> [Work to complete] Type every record exactly as it appears.

> [Rows]
■ ■ ■ ■

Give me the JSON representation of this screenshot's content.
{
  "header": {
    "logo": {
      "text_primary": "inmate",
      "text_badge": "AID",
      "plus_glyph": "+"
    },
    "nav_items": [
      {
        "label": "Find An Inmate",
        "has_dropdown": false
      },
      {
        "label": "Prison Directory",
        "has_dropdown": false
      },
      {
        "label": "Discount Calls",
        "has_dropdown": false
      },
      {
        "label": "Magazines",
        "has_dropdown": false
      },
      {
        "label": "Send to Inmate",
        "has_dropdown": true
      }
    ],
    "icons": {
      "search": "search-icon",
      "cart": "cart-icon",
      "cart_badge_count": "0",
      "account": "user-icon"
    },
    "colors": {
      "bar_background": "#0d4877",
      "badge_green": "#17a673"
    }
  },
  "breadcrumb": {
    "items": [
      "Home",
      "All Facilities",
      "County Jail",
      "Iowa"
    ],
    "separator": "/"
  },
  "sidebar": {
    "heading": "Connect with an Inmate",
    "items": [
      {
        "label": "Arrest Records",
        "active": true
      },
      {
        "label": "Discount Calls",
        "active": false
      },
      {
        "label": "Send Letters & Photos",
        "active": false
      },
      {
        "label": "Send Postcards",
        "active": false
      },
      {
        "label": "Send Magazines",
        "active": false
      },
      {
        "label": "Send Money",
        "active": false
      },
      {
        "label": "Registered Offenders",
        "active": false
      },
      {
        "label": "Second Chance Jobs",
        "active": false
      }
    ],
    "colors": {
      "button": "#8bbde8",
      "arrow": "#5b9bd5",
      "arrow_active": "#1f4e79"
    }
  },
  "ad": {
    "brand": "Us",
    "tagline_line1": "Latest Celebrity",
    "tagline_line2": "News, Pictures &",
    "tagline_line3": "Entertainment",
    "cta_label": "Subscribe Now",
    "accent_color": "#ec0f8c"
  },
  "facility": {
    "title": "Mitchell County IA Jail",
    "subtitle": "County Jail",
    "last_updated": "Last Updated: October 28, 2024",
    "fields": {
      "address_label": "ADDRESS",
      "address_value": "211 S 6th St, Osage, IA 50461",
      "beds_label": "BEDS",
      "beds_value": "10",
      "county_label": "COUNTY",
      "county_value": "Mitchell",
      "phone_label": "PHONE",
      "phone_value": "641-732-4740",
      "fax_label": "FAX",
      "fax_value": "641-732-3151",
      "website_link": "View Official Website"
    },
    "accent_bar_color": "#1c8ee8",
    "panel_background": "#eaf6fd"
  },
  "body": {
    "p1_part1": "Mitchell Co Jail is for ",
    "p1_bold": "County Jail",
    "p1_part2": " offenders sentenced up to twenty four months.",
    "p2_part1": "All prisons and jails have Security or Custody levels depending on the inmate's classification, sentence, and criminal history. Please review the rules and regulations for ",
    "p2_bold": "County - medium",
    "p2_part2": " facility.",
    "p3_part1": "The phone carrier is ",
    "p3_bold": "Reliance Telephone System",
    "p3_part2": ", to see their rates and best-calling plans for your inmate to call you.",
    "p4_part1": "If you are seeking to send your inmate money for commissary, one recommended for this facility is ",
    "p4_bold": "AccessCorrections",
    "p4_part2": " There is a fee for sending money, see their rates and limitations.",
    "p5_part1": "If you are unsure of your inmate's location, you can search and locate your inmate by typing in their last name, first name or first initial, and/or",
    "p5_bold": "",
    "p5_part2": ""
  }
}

■ ■ ■ ■

> [Task solution]
Give me the JSON representation of this screenshot's content.
{
  "header": {
    "logo": {
      "text_primary": "inmate",
      "text_badge": "AID",
      "plus_glyph": "+"
    },
    "nav_items": [
      {
        "label": "Find An Inmate",
        "has_dropdown": false
      },
      {
        "label": "Prison Directory",
        "has_dropdown": false
      },
      {
        "label": "Discount Calls",
        "has_dropdown": false
      },
      {
        "label": "Magazines",
        "has_dropdown": false
      },
      {
        "label": "Send to Inmate",
        "has_dropdown": true
      }
    ],
    "icons": {
      "search": "search-icon",
      "cart": "cart-icon",
      "cart_badge_count": "0",
      "account": "user-icon"
    },
    "colors": {
      "bar_background": "#0d4877",
      "badge_green": "#17a673"
    }
  },
  "breadcrumb": {
    "items": [
      "Home",
      "All Facilities",
      "County Jail",
      "Iowa"
    ],
    "separator": "/"
  },
  "sidebar": {
    "heading": "Connect with an Inmate",
    "items": [
      {
        "label": "Arrest Records",
        "active": true
      },
      {
        "label": "Discount Calls",
        "active": false
      },
      {
        "label": "Send Letters & Photos",
        "active": false
      },
      {
        "label": "Send Postcards",
        "active": false
      },
      {
        "label": "Send Magazines",
        "active": false
      },
      {
        "label": "Send Money",
        "active": false
      },
      {
        "label": "Registered Offenders",
        "active": false
      },
      {
        "label": "Second Chance Jobs",
        "active": false
      }
    ],
    "colors": {
      "button": "#8bbde8",
      "arrow": "#5b9bd5",
      "arrow_active": "#1f4e79"
    }
  },
  "ad": {
    "brand": "Us",
    "tagline_line1": "Latest Celebrity",
    "tagline_line2": "News, Pictures &",
    "tagline_line3": "Entertainment",
    "cta_label": "Subscribe Now",
    "accent_color": "#ec0f8c"
  },
  "facility": {
    "title": "Mitchell County IA Jail",
    "subtitle": "County Jail",
    "last_updated": "Last Updated: October 28, 2024",
    "fields": {
      "address_label": "ADDRESS",
      "address_value": "211 S 6th St, Osage, IA 50461",
      "beds_label": "BEDS",
      "beds_value": "10",
      "county_label": "COUNTY",
      "county_value": "Mitchell",
      "phone_label": "PHONE",
      "phone_value": "641-732-4740",
      "fax_label": "FAX",
      "fax_value": "641-732-3151",
      "website_link": "View Official Website"
    },
    "accent_bar_color": "#1c8ee8",
    "panel_background": "#eaf6fd"
  },
  "body": {
    "p1_part1": "Mitchell Co Jail is for ",
    "p1_bold": "County Jail",
    "p1_part2": " offenders sentenced up to twenty four months.",
    "p2_part1": "All prisons and jails have Security or Custody levels depending on the inmate's classification, sentence, and criminal history. Please review the rules and regulations for ",
    "p2_bold": "County - medium",
    "p2_part2": " facility.",
    "p3_part1": "The phone carrier is ",
    "p3_bold": "Reliance Telephone System",
    "p3_part2": ", to see their rates and best-calling plans for your inmate to call you.",
    "p4_part1": "If you are seeking to send your inmate money for commissary, one recommended for this facility is ",
    "p4_bold": "AccessCorrections",
    "p4_part2": " There is a fee for sending money, see their rates and limitations.",
    "p5_part1": "If you are unsure of your inmate's location, you can search and locate your inmate by typing in their last name, first name or first initial, and/or",
    "p5_bold": "",
    "p5_part2": ""
  }
}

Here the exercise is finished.